[Task details]: Find each line with the word "Passenger" and say how many there are, nothing else.

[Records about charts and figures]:
-*-

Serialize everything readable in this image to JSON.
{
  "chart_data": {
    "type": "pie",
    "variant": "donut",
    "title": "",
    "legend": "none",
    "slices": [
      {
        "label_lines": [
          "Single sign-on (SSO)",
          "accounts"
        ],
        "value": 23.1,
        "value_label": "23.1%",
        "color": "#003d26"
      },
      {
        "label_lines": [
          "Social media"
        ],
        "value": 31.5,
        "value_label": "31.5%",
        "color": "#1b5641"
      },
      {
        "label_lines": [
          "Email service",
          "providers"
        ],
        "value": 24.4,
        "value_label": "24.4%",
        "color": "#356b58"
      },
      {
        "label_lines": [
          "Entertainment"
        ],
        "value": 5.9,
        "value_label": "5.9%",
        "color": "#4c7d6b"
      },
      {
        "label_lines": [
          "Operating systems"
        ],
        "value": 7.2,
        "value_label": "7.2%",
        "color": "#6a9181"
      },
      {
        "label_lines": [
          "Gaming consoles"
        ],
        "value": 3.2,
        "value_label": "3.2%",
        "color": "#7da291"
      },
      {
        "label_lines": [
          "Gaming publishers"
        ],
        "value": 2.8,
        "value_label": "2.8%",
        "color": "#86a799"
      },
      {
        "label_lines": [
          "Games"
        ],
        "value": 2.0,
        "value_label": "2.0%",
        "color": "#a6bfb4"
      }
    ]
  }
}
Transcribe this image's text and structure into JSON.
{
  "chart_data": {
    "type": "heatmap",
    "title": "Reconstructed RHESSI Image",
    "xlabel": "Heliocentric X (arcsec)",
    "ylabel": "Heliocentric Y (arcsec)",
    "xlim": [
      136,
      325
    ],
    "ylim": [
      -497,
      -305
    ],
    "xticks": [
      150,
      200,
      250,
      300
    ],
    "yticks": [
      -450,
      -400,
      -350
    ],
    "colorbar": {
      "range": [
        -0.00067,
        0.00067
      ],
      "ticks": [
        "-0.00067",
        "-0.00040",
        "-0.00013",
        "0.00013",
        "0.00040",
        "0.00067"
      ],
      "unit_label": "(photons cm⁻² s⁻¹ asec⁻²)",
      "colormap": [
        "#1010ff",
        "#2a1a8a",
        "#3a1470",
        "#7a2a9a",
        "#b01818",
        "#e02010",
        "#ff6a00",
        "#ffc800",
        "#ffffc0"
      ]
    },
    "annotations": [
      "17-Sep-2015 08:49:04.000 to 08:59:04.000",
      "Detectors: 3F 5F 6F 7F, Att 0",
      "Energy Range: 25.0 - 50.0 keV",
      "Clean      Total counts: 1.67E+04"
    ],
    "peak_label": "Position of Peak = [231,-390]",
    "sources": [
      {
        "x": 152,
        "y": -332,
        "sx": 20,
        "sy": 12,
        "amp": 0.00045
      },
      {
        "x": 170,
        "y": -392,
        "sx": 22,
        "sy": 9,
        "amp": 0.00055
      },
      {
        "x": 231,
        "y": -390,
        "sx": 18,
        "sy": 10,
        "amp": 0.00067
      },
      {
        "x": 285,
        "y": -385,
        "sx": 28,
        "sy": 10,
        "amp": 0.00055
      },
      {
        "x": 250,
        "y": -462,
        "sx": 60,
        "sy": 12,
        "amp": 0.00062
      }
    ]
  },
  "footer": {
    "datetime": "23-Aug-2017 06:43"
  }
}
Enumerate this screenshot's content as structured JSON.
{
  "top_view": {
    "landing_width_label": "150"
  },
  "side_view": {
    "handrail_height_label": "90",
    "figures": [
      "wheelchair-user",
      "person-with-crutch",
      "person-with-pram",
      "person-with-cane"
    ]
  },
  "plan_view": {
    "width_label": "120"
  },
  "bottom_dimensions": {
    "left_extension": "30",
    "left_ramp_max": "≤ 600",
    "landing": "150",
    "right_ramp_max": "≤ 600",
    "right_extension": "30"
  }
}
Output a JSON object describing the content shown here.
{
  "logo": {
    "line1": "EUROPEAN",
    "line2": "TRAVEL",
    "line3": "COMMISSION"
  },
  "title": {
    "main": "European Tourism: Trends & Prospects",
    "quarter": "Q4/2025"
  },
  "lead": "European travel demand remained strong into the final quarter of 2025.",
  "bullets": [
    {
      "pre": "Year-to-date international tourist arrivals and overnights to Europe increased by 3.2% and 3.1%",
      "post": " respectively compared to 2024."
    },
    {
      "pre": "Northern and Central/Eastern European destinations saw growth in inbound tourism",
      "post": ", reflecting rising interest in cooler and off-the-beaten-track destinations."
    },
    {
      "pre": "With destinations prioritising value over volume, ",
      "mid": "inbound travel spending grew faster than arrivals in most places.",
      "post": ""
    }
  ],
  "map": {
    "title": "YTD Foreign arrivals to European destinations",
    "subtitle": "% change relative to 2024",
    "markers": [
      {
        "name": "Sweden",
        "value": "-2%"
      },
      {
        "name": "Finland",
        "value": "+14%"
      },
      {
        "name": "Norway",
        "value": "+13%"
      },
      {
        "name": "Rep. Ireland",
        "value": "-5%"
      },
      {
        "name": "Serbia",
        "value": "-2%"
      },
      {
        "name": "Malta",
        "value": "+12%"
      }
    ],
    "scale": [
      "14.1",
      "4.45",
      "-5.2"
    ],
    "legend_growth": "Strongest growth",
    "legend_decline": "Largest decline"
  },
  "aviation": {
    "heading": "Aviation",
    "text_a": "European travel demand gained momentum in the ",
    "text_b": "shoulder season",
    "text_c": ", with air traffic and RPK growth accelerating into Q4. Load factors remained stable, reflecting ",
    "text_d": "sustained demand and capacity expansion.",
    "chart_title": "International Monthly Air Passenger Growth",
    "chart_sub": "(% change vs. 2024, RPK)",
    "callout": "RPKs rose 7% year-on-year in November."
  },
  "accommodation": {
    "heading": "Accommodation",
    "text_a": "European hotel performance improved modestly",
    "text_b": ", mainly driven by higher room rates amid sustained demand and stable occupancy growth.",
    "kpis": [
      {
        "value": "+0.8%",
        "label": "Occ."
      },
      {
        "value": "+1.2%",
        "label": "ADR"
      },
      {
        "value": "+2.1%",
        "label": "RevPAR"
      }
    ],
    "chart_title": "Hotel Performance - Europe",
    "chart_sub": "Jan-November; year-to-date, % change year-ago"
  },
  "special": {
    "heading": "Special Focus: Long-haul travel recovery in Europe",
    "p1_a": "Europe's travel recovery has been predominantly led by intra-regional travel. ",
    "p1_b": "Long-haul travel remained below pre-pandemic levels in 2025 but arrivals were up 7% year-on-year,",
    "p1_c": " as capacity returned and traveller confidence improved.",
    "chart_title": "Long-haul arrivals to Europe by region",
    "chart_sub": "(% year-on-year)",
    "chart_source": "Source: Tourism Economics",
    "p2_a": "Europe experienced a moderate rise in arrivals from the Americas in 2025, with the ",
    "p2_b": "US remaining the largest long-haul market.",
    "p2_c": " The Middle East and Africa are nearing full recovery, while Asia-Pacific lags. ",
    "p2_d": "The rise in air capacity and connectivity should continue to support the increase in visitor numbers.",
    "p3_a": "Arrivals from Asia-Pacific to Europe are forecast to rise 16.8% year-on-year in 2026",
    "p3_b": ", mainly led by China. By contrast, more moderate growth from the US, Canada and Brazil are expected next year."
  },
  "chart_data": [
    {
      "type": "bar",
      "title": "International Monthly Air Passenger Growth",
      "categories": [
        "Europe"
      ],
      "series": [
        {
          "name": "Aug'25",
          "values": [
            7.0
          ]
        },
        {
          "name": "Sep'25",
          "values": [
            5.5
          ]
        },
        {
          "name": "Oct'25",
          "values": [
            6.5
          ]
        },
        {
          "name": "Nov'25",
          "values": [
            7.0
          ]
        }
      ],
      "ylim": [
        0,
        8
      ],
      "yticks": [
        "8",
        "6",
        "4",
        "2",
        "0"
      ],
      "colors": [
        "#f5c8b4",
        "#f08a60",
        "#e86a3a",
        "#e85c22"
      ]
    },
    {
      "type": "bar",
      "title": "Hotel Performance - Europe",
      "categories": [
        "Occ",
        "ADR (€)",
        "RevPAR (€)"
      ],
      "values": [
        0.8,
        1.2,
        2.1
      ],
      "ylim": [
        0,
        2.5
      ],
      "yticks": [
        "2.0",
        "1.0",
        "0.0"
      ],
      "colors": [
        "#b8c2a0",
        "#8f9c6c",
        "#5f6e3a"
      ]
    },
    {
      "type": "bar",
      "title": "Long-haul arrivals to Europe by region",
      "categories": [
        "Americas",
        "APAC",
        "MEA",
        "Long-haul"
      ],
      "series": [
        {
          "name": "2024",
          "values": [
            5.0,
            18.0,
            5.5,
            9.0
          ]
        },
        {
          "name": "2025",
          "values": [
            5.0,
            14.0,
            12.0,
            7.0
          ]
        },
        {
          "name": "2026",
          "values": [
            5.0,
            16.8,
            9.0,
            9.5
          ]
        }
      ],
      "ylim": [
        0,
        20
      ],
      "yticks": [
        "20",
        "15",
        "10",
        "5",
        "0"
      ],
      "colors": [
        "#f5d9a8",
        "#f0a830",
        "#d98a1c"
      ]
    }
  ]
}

-*-

[Answer to this problem]: 2